SUPPLIED TEXT =
------

For Thousands of ‘Dreamers,’ It Has Been a Wild Ride. And It’s Not Over Yet.

New York Times
By Miriam Jordan and Sona Patel
April 25, 2018

For many of the young undocumented immigrants whose futures have seemed to be hitched to a roller-coaster in recent months, Wednesday was a day of unusual hopefulness: The night before, a federal judge had signaled his readiness to open applications once again for a program that protects some young undocumented immigrants, known as Dreamers, from deportation and allows them to work.

“First thing this morning, I opened up my email to find inquiries from potential applicants. We’re telling them to get all their paperwork together, let’s get ready,” said Fernanda Durand, communications manager at Casa, an immigrant advocacy organization. “This is the first ray of hope that these Dreamers have had in a very long time.”

Not so fast, she had to tell her clients. Judge John D. Bates of the Federal District Court in Washington wasn’t going to make his order effective for 90 days. Much could change in the meantime. It might not happen at all.

------

YOUR TASKS =
1. Copy out the article about the Dreamers, starting at the words "For many of" and stopping after "them to work.".
2. In the article about the Dreamers, for how many days was Judge John D. Bates holding off on making his order effective?
3. Carry on writing the article about the Dreamers, picking up right after its final sentence.

RECORDS =
------

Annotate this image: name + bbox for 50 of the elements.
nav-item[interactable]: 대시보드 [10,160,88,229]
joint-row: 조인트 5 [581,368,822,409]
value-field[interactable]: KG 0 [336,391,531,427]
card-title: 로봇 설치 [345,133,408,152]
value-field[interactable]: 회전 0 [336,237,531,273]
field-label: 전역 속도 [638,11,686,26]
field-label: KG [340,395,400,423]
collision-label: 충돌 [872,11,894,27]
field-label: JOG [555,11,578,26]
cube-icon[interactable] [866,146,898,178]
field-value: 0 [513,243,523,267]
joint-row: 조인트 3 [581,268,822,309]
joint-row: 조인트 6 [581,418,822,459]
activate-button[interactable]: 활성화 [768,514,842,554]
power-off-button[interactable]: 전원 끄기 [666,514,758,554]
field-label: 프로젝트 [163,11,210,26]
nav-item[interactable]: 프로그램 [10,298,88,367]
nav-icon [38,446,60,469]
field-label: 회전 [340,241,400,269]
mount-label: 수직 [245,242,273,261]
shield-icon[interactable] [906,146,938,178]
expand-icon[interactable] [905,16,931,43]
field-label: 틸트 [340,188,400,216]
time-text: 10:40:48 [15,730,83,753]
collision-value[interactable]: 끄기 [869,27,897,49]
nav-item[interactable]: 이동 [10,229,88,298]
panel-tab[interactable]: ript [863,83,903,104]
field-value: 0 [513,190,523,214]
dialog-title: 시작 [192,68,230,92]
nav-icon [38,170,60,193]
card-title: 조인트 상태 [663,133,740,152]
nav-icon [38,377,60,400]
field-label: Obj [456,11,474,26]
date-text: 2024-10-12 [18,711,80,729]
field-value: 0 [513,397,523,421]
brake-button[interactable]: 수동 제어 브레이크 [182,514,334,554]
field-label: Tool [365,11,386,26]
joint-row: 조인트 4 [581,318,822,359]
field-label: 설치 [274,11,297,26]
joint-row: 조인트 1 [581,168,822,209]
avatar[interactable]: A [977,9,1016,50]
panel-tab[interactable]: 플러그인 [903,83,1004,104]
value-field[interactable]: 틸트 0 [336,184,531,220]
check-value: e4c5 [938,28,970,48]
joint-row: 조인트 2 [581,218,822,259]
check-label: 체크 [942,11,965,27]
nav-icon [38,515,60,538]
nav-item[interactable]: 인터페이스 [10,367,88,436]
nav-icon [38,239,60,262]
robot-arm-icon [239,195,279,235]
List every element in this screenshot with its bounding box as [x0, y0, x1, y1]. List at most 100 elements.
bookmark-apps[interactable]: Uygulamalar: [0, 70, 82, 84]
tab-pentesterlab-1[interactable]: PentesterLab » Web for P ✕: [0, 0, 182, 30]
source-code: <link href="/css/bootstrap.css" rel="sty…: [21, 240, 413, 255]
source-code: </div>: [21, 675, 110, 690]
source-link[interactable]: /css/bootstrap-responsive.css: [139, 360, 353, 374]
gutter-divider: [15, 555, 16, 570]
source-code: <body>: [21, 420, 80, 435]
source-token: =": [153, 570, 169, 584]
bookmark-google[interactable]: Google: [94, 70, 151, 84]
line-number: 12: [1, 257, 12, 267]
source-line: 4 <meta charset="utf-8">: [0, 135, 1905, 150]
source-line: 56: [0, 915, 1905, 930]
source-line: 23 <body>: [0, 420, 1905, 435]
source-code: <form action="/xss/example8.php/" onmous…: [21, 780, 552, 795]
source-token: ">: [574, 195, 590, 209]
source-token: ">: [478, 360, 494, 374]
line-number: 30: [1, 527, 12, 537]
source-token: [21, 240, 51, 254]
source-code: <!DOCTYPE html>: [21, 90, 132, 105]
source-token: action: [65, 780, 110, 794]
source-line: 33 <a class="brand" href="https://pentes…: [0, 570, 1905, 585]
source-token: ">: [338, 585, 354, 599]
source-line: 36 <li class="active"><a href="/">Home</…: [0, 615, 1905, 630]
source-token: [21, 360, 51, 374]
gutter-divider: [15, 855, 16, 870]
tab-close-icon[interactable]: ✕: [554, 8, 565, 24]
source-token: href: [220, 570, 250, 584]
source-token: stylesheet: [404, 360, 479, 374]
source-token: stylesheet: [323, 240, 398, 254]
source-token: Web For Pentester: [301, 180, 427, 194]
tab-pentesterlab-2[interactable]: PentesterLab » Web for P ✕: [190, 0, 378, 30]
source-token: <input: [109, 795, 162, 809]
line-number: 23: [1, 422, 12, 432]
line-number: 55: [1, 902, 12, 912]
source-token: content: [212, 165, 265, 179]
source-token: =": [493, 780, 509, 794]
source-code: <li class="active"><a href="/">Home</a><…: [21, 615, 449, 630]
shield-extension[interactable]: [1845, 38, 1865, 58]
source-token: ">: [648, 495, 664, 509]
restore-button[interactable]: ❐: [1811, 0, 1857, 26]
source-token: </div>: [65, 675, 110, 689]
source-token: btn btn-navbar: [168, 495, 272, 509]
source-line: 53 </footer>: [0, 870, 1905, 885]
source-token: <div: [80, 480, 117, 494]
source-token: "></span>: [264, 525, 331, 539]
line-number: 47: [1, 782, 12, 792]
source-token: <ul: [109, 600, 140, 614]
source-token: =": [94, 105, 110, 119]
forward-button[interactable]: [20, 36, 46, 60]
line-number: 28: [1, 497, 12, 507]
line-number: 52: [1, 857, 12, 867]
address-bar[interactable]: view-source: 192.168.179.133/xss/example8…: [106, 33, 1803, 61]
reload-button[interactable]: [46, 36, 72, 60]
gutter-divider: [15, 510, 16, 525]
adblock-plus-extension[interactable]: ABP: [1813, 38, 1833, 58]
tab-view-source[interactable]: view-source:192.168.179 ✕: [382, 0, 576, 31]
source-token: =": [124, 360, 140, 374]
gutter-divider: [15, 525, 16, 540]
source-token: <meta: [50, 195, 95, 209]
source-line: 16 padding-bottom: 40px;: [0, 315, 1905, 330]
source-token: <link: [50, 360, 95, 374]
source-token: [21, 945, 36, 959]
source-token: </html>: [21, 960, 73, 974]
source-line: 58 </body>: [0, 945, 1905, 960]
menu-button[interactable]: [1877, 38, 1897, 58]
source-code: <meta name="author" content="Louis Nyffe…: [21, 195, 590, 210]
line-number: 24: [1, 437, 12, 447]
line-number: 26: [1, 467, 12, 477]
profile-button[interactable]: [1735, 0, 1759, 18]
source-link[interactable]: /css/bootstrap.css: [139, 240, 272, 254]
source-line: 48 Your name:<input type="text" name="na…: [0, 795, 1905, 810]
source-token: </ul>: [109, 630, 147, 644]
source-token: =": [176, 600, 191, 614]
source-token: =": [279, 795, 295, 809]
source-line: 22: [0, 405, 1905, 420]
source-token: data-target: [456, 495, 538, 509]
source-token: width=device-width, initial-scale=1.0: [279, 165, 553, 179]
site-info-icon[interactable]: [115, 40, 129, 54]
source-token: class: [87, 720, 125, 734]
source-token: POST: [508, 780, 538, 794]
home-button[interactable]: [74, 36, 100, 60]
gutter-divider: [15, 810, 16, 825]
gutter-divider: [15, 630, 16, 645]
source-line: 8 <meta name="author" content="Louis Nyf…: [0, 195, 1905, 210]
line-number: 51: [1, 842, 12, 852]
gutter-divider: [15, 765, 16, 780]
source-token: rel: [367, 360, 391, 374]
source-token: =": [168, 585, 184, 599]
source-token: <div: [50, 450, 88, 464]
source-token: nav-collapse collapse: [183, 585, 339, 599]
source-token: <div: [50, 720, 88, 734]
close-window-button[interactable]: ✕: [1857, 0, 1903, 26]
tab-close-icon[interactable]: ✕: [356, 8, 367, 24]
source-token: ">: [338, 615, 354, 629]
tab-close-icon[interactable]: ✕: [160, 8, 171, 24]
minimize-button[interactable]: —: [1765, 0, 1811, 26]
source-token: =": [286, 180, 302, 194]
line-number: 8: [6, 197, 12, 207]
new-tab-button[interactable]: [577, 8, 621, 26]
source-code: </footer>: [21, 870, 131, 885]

------

RESULTS FOR THE EXERCISE =
1.
For many of the young undocumented immigrants whose futures have seemed to be hitched to a roller-coaster in recent months, Wednesday was a day of unusual hopefulness: The night before, a federal judge had signaled his readiness to open applications once again for a program that protects some young undocumented immigrants, known as Dreamers, from deportation and allows them to work.

2. 90 days.

3.
Since the early days of the 2016 presidential campaign, young people who benefited from the Obama-era program, Deferred Action for Childhood Arrivals, or DACA, have seen their hopes alternately elevated and dashed, sometimes in the space of a single week. President Trump canceled the program, some judges revived it, politicians negotiated deals to save it — but none of them closed.

How nerve-racking has it been?

Just ask Arlette Morales of York, Pa. “I turned 15 in September, right at the time the program started to shut down,” she said. “When I heard that news, I teared up and didn’t want to believe it. I lost hope.”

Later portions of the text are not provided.